- **WHAT YOU HAVE TO DO**:
Copy all of the material below exactly.

- **GIVEN RECORDS**:
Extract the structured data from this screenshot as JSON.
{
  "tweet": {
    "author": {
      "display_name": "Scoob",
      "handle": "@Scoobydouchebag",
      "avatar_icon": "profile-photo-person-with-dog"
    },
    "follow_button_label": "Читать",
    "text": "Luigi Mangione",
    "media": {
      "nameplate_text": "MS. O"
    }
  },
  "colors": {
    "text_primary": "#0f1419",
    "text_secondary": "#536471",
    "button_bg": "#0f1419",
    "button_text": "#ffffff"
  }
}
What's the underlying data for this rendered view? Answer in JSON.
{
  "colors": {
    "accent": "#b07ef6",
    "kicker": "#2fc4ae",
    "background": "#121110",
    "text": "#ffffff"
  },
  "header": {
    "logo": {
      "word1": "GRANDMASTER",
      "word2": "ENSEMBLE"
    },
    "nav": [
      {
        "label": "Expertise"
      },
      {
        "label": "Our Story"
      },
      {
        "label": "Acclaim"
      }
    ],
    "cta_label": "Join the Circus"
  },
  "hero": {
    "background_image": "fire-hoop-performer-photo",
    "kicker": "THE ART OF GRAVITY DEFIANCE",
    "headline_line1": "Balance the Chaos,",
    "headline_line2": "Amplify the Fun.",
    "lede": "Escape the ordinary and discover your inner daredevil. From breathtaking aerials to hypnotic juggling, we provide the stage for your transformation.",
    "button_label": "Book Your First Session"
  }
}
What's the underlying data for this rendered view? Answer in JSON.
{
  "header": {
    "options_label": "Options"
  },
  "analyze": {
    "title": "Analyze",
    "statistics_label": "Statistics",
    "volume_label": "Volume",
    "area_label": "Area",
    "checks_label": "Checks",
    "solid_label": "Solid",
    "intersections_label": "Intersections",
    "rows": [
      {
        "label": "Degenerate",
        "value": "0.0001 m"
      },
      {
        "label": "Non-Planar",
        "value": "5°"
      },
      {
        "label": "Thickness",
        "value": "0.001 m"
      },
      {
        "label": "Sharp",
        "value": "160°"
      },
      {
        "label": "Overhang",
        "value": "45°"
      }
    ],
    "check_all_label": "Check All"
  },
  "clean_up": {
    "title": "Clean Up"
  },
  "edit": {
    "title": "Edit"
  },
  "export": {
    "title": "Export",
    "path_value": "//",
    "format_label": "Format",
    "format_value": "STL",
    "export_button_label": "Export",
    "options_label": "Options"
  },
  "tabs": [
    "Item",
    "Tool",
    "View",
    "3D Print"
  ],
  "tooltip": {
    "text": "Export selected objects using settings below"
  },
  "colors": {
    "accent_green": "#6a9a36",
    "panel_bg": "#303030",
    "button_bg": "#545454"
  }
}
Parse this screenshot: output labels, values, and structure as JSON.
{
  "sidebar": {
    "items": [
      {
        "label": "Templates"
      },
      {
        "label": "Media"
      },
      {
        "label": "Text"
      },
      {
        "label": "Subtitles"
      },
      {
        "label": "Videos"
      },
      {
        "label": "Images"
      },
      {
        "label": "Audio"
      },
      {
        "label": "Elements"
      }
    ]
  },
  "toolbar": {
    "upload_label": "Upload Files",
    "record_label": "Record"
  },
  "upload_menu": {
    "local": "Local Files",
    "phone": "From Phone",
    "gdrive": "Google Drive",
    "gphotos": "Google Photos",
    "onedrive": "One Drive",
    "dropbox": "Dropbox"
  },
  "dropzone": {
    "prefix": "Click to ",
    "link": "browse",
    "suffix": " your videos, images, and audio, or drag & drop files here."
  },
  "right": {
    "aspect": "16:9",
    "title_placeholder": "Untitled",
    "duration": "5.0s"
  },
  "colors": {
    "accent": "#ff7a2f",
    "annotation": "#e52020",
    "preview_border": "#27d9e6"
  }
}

- **TASK ANSWER**:
Extract the structured data from this screenshot as JSON.
{
  "tweet": {
    "author": {
      "display_name": "Scoob",
      "handle": "@Scoobydouchebag",
      "avatar_icon": "profile-photo-person-with-dog"
    },
    "follow_button_label": "Читать",
    "text": "Luigi Mangione",
    "media": {
      "nameplate_text": "MS. O"
    }
  },
  "colors": {
    "text_primary": "#0f1419",
    "text_secondary": "#536471",
    "button_bg": "#0f1419",
    "button_text": "#ffffff"
  }
}
What's the underlying data for this rendered view? Answer in JSON.
{
  "colors": {
    "accent": "#b07ef6",
    "kicker": "#2fc4ae",
    "background": "#121110",
    "text": "#ffffff"
  },
  "header": {
    "logo": {
      "word1": "GRANDMASTER",
      "word2": "ENSEMBLE"
    },
    "nav": [
      {
        "label": "Expertise"
      },
      {
        "label": "Our Story"
      },
      {
        "label": "Acclaim"
      }
    ],
    "cta_label": "Join the Circus"
  },
  "hero": {
    "background_image": "fire-hoop-performer-photo",
    "kicker": "THE ART OF GRAVITY DEFIANCE",
    "headline_line1": "Balance the Chaos,",
    "headline_line2": "Amplify the Fun.",
    "lede": "Escape the ordinary and discover your inner daredevil. From breathtaking aerials to hypnotic juggling, we provide the stage for your transformation.",
    "button_label": "Book Your First Session"
  }
}
What's the underlying data for this rendered view? Answer in JSON.
{
  "header": {
    "options_label": "Options"
  },
  "analyze": {
    "title": "Analyze",
    "statistics_label": "Statistics",
    "volume_label": "Volume",
    "area_label": "Area",
    "checks_label": "Checks",
    "solid_label": "Solid",
    "intersections_label": "Intersections",
    "rows": [
      {
        "label": "Degenerate",
        "value": "0.0001 m"
      },
      {
        "label": "Non-Planar",
        "value": "5°"
      },
      {
        "label": "Thickness",
        "value": "0.001 m"
      },
      {
        "label": "Sharp",
        "value": "160°"
      },
      {
        "label": "Overhang",
        "value": "45°"
      }
    ],
    "check_all_label": "Check All"
  },
  "clean_up": {
    "title": "Clean Up"
  },
  "edit": {
    "title": "Edit"
  },
  "export": {
    "title": "Export",
    "path_value": "//",
    "format_label": "Format",
    "format_value": "STL",
    "export_button_label": "Export",
    "options_label": "Options"
  },
  "tabs": [
    "Item",
    "Tool",
    "View",
    "3D Print"
  ],
  "tooltip": {
    "text": "Export selected objects using settings below"
  },
  "colors": {
    "accent_green": "#6a9a36",
    "panel_bg": "#303030",
    "button_bg": "#545454"
  }
}
Parse this screenshot: output labels, values, and structure as JSON.
{
  "sidebar": {
    "items": [
      {
        "label": "Templates"
      },
      {
        "label": "Media"
      },
      {
        "label": "Text"
      },
      {
        "label": "Subtitles"
      },
      {
        "label": "Videos"
      },
      {
        "label": "Images"
      },
      {
        "label": "Audio"
      },
      {
        "label": "Elements"
      }
    ]
  },
  "toolbar": {
    "upload_label": "Upload Files",
    "record_label": "Record"
  },
  "upload_menu": {
    "local": "Local Files",
    "phone": "From Phone",
    "gdrive": "Google Drive",
    "gphotos": "Google Photos",
    "onedrive": "One Drive",
    "dropbox": "Dropbox"
  },
  "dropzone": {
    "prefix": "Click to ",
    "link": "browse",
    "suffix": " your videos, images, and audio, or drag & drop files here."
  },
  "right": {
    "aspect": "16:9",
    "title_placeholder": "Untitled",
    "duration": "5.0s"
  },
  "colors": {
    "accent": "#ff7a2f",
    "annotation": "#e52020",
    "preview_border": "#27d9e6"
  }
}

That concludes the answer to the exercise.